• _PROBLEM TO WORK ON_: Find the line containing "What's the underlying". Reproduce it and every line after it up to the end of the records, exactly as written.

• _GIVEN RECORDS_:
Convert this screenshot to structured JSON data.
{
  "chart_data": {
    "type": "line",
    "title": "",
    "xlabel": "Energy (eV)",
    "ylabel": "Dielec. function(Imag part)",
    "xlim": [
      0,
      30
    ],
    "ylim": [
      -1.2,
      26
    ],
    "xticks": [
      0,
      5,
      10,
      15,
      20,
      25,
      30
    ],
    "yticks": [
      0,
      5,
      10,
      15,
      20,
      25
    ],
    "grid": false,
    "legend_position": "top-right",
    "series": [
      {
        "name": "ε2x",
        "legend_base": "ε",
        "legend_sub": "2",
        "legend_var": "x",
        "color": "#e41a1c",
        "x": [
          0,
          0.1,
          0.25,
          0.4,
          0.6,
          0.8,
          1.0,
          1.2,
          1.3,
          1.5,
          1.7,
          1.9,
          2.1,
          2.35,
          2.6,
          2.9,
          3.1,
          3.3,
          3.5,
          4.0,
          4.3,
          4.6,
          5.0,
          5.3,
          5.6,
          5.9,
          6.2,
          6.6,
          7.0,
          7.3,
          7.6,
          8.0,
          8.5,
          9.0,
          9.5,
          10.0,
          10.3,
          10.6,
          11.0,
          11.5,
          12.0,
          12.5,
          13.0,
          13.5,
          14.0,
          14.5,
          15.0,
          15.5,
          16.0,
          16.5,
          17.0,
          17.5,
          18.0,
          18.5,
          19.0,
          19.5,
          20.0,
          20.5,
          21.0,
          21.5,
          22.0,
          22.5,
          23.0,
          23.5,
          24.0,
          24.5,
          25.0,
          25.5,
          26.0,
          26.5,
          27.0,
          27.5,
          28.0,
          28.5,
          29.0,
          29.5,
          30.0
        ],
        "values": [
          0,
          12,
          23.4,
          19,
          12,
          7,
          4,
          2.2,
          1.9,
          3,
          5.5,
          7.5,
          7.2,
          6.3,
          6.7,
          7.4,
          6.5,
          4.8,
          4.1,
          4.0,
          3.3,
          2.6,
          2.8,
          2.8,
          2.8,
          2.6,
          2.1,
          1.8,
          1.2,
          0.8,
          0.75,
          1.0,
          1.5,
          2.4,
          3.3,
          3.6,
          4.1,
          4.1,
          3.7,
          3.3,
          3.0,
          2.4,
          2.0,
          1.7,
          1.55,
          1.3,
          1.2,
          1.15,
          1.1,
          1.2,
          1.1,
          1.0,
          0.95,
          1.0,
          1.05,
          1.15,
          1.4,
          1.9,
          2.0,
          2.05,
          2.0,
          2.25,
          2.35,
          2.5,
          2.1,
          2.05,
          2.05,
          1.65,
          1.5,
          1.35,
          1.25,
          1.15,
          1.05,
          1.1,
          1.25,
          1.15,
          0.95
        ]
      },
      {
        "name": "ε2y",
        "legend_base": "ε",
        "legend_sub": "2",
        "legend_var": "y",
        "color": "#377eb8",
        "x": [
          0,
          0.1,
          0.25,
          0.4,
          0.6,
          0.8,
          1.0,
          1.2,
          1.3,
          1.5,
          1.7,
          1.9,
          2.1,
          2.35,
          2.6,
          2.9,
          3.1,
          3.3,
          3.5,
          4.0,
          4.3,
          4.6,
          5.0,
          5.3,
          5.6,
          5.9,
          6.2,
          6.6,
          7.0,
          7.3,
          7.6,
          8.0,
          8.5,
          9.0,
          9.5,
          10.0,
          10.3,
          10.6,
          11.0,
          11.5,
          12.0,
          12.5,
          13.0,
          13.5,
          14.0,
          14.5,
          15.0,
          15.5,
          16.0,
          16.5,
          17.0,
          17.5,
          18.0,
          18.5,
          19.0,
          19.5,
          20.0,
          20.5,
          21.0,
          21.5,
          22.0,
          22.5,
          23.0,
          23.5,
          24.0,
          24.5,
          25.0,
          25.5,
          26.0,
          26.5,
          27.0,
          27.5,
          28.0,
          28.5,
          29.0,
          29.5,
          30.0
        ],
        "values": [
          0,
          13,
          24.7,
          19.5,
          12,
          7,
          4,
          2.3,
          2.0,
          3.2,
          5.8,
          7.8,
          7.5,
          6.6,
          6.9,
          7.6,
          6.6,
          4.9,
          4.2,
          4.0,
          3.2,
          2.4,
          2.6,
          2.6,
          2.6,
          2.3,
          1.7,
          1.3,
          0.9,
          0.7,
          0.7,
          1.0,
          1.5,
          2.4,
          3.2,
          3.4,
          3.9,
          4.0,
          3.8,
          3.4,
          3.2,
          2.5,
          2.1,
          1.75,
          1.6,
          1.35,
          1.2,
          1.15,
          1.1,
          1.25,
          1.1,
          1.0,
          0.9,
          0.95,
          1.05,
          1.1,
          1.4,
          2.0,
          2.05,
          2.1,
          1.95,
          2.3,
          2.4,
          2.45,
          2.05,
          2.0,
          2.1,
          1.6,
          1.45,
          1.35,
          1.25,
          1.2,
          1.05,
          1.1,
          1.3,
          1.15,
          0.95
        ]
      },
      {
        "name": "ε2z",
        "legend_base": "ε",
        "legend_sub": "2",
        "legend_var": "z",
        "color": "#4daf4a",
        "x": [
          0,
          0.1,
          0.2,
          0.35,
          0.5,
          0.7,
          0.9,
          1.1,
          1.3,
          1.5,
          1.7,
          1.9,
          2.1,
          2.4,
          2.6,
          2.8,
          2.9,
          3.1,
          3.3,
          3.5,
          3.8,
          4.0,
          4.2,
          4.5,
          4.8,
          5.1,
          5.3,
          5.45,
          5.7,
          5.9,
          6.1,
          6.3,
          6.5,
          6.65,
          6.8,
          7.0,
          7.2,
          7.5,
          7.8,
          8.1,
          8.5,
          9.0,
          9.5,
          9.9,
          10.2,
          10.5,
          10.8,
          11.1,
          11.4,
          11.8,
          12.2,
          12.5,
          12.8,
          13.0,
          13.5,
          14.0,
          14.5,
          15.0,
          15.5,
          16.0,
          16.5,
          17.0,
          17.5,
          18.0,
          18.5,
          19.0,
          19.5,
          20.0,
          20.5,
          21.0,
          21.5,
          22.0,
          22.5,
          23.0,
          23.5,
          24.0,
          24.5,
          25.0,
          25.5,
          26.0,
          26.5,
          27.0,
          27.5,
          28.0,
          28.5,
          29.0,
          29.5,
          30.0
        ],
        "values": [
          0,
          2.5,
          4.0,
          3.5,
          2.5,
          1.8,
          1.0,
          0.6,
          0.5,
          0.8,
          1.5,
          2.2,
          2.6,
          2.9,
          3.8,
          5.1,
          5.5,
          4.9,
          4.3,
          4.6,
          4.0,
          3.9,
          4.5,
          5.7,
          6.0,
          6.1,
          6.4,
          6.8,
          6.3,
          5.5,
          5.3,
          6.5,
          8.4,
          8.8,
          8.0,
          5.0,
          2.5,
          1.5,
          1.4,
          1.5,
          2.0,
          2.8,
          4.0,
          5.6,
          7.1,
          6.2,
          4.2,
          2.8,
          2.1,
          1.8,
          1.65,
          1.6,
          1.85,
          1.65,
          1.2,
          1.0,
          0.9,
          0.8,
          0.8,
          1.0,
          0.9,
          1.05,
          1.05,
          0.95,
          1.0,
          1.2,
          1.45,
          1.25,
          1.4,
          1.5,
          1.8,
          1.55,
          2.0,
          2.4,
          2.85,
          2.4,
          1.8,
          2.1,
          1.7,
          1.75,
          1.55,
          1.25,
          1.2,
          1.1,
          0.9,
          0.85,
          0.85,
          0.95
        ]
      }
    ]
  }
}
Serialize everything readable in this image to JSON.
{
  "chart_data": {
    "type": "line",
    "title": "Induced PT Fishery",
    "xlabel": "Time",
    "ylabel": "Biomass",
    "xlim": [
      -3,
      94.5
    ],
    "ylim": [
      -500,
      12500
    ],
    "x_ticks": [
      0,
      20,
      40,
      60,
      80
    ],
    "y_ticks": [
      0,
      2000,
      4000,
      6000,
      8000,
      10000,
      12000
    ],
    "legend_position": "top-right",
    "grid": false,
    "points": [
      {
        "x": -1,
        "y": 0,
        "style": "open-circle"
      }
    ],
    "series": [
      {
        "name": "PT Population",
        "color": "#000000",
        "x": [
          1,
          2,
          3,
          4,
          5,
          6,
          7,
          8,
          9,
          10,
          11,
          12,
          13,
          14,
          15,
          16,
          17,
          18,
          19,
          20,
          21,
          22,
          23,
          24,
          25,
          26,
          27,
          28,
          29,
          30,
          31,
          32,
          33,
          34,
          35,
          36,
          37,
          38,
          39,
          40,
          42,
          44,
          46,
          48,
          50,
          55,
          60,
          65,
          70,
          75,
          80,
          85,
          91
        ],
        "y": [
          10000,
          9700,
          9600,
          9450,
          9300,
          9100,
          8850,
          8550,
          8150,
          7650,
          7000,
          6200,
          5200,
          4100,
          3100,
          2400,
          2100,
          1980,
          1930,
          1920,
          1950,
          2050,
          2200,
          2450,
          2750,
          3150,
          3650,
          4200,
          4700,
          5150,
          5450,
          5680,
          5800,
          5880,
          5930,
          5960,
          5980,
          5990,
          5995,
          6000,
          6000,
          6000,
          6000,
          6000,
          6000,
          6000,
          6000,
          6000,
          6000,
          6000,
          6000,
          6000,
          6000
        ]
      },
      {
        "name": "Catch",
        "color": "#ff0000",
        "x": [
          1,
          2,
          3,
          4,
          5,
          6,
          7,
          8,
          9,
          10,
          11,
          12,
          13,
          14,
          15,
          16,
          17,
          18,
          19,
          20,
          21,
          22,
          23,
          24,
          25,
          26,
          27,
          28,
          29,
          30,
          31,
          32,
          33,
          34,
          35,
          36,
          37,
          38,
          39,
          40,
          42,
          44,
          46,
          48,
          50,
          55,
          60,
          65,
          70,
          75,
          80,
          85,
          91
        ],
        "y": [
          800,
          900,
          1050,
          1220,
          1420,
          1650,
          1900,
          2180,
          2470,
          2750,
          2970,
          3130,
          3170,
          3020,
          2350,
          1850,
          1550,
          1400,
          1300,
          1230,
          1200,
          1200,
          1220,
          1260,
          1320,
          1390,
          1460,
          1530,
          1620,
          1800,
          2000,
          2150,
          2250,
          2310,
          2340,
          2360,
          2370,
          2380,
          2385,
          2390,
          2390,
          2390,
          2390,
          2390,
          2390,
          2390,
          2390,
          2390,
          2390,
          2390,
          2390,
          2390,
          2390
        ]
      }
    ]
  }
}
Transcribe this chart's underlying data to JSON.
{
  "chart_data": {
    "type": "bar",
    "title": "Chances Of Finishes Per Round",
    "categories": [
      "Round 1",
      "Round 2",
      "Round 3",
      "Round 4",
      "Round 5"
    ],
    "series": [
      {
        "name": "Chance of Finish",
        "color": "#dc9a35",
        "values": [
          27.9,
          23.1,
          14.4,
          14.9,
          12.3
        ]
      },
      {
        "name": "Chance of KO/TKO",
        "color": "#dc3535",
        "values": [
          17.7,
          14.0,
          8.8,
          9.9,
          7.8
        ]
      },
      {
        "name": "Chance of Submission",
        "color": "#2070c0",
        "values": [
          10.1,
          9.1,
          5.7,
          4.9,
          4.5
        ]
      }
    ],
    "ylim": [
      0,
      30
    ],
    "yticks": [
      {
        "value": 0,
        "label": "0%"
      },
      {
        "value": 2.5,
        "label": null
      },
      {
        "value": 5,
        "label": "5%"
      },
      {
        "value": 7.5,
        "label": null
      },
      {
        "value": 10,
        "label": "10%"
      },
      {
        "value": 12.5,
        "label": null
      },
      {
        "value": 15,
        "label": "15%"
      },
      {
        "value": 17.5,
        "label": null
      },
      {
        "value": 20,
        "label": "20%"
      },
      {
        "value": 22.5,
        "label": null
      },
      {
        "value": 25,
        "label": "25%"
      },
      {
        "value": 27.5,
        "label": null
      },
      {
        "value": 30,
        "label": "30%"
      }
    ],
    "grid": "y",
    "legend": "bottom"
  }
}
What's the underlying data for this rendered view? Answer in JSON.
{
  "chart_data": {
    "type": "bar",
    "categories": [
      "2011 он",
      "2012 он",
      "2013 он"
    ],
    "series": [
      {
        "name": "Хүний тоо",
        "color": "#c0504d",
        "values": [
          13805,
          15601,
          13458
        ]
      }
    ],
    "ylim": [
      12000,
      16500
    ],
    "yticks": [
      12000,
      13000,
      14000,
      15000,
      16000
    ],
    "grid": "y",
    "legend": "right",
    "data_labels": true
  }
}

• _EXPECTED OUTPUT_:
What's the underlying data for this rendered view? Answer in JSON.
{
  "chart_data": {
    "type": "bar",
    "categories": [
      "2011 он",
      "2012 он",
      "2013 он"
    ],
    "series": [
      {
        "name": "Хүний тоо",
        "color": "#c0504d",
        "values": [
          13805,
          15601,
          13458
        ]
      }
    ],
    "ylim": [
      12000,
      16500
    ],
    "yticks": [
      12000,
      13000,
      14000,
      15000,
      16000
    ],
    "grid": "y",
    "legend": "right",
    "data_labels": true
  }
}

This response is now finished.